*WHAT YOU SHOULD DO*
Copy out the lines that have "экологической" in them.

++++++

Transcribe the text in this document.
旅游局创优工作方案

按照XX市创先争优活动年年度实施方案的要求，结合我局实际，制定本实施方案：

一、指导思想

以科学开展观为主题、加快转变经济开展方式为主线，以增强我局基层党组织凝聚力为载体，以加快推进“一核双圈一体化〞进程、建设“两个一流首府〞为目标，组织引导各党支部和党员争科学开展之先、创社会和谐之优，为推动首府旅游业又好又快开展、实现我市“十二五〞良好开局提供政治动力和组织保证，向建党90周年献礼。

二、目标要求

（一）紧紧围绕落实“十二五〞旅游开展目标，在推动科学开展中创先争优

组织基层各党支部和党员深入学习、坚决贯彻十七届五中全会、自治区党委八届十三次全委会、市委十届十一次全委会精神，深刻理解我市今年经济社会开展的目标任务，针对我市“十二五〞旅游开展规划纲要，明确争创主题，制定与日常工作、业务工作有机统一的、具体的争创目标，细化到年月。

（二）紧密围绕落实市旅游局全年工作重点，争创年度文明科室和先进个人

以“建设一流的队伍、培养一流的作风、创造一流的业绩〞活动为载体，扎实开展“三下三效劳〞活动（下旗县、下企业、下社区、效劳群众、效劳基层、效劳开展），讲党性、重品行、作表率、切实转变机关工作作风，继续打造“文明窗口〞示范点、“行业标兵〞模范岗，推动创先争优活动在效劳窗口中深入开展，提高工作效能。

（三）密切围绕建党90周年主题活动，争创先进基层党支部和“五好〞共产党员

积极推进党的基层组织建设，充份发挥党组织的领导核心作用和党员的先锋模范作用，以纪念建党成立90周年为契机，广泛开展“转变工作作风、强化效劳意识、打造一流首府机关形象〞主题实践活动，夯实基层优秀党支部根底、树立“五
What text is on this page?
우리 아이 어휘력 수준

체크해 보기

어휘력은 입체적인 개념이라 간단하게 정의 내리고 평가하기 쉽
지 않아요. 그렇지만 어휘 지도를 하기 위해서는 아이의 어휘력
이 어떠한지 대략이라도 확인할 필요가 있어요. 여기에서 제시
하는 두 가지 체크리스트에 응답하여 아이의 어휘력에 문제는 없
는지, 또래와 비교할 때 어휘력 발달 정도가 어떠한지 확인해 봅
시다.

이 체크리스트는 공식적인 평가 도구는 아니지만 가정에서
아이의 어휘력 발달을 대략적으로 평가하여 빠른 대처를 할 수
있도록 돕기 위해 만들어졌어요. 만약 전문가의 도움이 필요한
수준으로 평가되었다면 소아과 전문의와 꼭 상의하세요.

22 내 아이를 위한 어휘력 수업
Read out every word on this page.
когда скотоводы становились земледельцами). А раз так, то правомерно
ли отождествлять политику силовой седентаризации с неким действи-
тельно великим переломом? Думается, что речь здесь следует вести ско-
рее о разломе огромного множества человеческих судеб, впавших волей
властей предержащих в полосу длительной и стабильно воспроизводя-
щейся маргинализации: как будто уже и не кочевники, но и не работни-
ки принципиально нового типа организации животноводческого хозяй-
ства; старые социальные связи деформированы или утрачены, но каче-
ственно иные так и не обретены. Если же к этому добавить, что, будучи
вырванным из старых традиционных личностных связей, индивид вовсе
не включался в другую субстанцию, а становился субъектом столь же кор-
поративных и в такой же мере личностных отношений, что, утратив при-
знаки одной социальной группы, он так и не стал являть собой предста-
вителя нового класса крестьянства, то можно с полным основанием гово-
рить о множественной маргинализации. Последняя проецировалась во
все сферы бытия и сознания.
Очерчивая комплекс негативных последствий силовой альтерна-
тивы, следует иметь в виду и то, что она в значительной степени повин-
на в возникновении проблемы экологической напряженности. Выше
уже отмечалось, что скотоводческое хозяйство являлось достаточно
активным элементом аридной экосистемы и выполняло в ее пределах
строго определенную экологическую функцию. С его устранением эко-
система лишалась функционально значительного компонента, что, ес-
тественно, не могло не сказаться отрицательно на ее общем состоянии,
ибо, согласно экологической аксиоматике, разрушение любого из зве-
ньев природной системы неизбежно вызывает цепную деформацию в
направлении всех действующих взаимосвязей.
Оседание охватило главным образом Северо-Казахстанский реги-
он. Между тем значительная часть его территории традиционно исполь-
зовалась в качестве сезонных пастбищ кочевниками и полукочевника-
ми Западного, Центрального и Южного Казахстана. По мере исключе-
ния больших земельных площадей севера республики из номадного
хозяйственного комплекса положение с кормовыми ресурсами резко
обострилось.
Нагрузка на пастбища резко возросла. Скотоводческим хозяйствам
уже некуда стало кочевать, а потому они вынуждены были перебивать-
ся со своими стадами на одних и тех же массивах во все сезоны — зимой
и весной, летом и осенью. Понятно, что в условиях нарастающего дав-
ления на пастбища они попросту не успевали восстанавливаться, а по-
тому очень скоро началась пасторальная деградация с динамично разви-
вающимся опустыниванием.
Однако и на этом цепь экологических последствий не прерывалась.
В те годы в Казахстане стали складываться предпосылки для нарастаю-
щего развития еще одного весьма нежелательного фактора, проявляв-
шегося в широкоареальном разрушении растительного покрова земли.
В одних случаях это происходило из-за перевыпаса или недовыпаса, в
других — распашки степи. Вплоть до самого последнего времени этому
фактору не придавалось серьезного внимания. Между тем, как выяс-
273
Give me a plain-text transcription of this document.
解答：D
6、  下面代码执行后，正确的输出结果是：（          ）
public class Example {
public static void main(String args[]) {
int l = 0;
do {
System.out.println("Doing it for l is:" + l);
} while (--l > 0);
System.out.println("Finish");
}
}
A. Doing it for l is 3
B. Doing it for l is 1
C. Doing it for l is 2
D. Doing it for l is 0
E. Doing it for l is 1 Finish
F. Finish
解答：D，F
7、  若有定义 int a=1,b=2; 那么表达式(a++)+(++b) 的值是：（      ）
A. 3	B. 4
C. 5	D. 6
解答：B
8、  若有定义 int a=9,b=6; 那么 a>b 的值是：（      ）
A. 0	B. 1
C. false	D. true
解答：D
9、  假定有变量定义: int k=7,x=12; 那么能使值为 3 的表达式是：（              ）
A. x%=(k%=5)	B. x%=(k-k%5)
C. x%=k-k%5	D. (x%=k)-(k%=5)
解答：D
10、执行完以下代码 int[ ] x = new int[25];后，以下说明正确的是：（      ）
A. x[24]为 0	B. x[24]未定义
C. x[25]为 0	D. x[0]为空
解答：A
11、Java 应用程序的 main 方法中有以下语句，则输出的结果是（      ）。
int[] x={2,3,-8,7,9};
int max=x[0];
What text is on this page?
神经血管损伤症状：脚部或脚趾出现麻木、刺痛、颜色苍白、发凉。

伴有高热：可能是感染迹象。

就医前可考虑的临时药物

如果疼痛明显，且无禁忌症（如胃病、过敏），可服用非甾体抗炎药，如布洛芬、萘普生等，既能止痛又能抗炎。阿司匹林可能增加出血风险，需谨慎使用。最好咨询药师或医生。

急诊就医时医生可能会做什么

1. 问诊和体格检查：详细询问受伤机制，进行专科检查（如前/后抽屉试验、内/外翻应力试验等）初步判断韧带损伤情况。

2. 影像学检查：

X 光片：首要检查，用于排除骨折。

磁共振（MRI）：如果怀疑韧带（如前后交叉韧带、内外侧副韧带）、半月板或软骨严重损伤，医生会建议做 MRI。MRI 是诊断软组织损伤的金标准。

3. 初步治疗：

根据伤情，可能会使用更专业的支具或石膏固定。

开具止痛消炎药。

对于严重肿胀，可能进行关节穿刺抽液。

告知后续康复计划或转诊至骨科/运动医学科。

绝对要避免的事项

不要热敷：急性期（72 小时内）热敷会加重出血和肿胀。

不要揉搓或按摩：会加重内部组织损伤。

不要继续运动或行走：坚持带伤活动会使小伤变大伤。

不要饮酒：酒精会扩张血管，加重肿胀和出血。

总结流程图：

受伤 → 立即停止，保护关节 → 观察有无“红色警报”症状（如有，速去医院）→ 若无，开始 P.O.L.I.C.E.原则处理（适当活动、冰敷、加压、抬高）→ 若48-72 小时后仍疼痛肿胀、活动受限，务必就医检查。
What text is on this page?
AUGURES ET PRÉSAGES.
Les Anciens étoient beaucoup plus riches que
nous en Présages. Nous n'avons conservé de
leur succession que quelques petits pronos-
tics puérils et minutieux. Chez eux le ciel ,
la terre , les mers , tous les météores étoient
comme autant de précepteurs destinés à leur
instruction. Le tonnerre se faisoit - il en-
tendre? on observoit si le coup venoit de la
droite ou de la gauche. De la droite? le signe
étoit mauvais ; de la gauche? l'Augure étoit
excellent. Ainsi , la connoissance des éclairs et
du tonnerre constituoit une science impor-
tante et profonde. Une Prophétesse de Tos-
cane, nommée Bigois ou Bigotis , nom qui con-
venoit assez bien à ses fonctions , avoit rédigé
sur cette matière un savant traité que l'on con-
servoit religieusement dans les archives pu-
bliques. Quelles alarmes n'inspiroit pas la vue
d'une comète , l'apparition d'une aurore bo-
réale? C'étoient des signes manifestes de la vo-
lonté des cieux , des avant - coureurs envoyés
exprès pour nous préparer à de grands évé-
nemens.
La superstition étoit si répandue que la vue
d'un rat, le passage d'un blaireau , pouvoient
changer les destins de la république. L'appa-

++++++

*SOLVED PROBLEM*
на в возникновении проблемы экологической напряженности. Выше
ибо, согласно экологической аксиоматике, разрушение любого из зве-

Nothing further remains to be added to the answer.